WHAT IS NEEDED> Extract each line from the entries below that has the string "this" in it.

%%

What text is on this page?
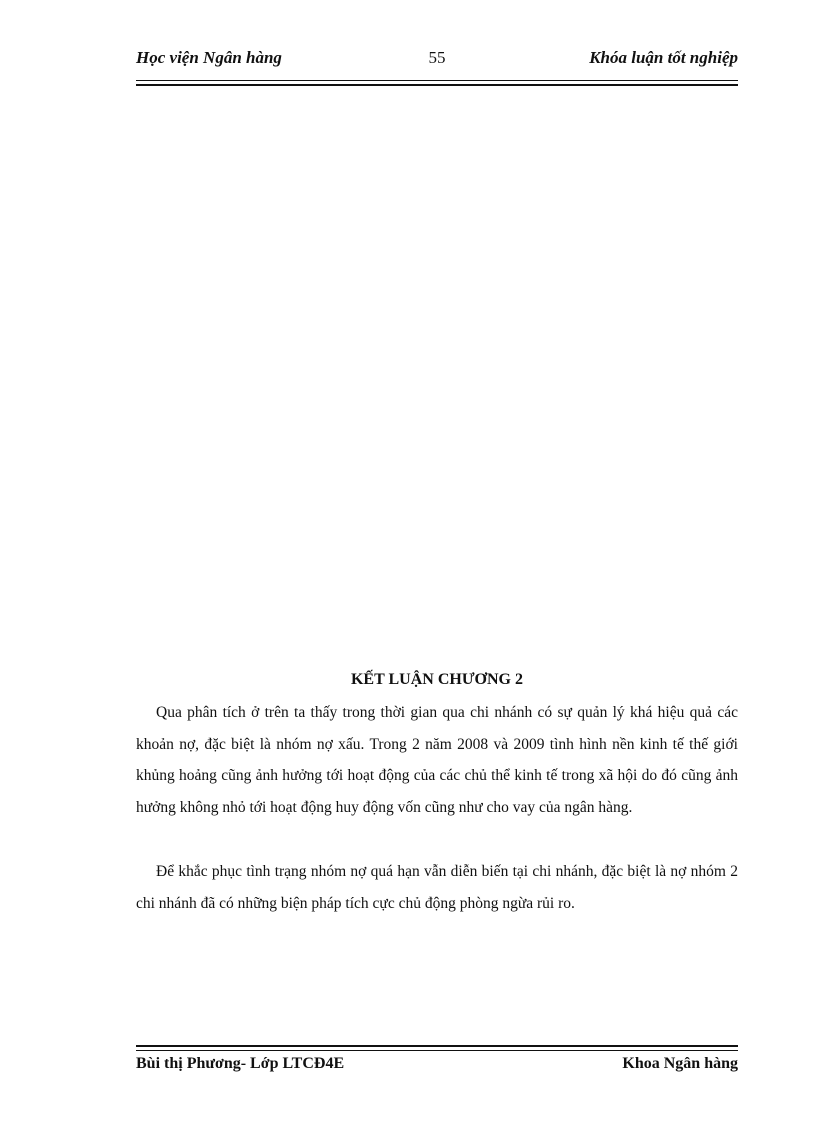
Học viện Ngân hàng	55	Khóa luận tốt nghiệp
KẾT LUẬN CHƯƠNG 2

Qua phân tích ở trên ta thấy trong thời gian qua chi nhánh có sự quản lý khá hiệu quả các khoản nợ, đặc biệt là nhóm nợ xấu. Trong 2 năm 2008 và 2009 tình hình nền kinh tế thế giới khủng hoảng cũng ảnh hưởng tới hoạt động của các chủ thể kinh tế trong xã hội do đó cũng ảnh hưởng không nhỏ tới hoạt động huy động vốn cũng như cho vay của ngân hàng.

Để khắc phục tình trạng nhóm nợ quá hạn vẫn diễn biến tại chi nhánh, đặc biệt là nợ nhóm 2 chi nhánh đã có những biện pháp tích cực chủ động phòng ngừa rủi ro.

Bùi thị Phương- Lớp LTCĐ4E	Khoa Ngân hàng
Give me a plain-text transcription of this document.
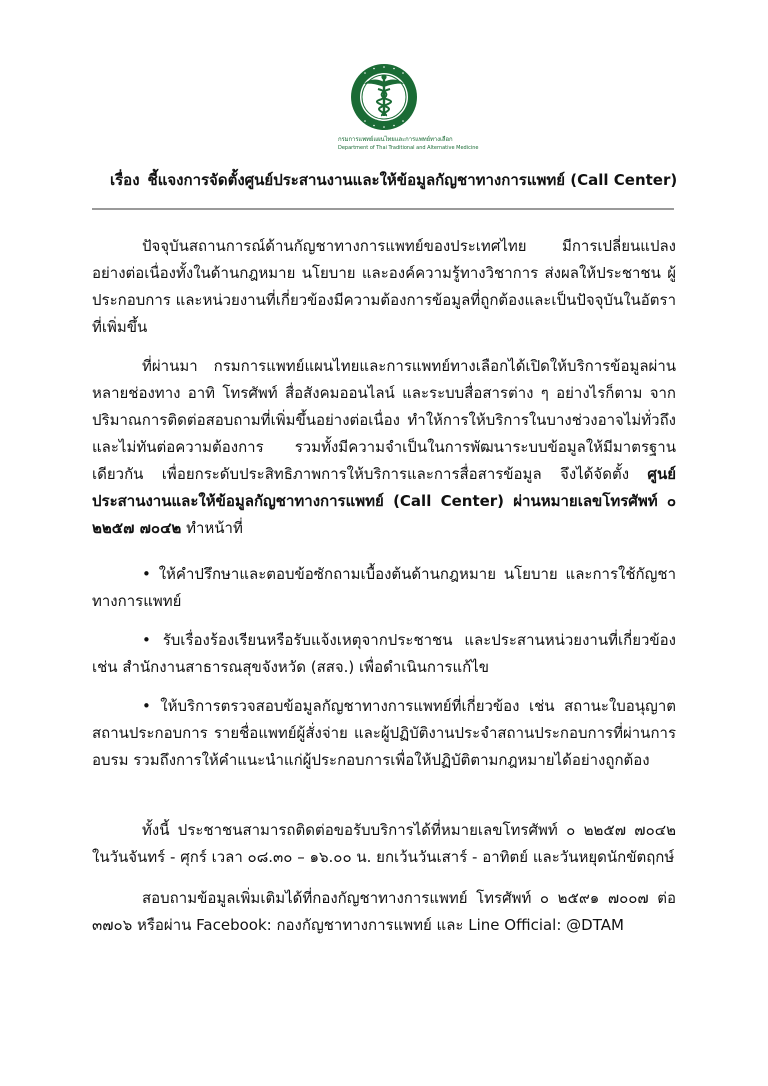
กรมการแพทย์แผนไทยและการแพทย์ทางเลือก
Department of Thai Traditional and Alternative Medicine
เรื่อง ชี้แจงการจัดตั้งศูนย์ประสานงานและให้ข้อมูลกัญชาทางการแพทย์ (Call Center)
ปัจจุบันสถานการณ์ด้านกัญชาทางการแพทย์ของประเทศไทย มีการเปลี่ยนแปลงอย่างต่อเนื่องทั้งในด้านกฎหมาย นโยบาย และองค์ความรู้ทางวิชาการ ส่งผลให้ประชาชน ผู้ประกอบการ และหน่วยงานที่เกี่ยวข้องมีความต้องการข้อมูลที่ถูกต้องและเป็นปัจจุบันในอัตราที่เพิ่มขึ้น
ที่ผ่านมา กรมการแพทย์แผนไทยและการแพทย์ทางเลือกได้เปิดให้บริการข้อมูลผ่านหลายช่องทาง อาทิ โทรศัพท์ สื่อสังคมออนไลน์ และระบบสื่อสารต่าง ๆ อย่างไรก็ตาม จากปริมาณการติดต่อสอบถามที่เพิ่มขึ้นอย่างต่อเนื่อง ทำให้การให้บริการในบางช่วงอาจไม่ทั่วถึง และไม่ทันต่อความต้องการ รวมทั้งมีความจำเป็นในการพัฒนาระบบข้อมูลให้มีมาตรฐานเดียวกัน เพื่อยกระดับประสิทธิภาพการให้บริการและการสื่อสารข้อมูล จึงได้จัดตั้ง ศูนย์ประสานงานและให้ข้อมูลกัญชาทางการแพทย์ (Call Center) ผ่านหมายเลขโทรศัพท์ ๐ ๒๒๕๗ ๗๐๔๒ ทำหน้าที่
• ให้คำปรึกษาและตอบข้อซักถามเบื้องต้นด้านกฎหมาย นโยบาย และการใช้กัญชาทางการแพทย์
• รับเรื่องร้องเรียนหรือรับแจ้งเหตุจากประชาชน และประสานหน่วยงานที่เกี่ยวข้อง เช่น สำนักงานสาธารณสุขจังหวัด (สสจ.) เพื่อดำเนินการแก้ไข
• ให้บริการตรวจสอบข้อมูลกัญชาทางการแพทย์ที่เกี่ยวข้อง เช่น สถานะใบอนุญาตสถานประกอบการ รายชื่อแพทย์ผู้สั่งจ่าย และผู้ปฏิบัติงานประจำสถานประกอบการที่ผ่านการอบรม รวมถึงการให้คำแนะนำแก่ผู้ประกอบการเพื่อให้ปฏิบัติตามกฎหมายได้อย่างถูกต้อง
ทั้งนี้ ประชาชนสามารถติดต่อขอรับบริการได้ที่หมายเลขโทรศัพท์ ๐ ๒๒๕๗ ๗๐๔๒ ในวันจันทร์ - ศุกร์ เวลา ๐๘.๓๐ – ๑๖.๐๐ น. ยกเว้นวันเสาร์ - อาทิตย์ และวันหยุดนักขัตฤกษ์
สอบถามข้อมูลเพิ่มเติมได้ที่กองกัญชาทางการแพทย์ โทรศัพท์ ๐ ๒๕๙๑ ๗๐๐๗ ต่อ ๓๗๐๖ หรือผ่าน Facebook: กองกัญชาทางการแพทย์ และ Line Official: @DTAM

%%

TASK OUTPUT>
What text is on this page?
Give me a plain-text transcription of this document.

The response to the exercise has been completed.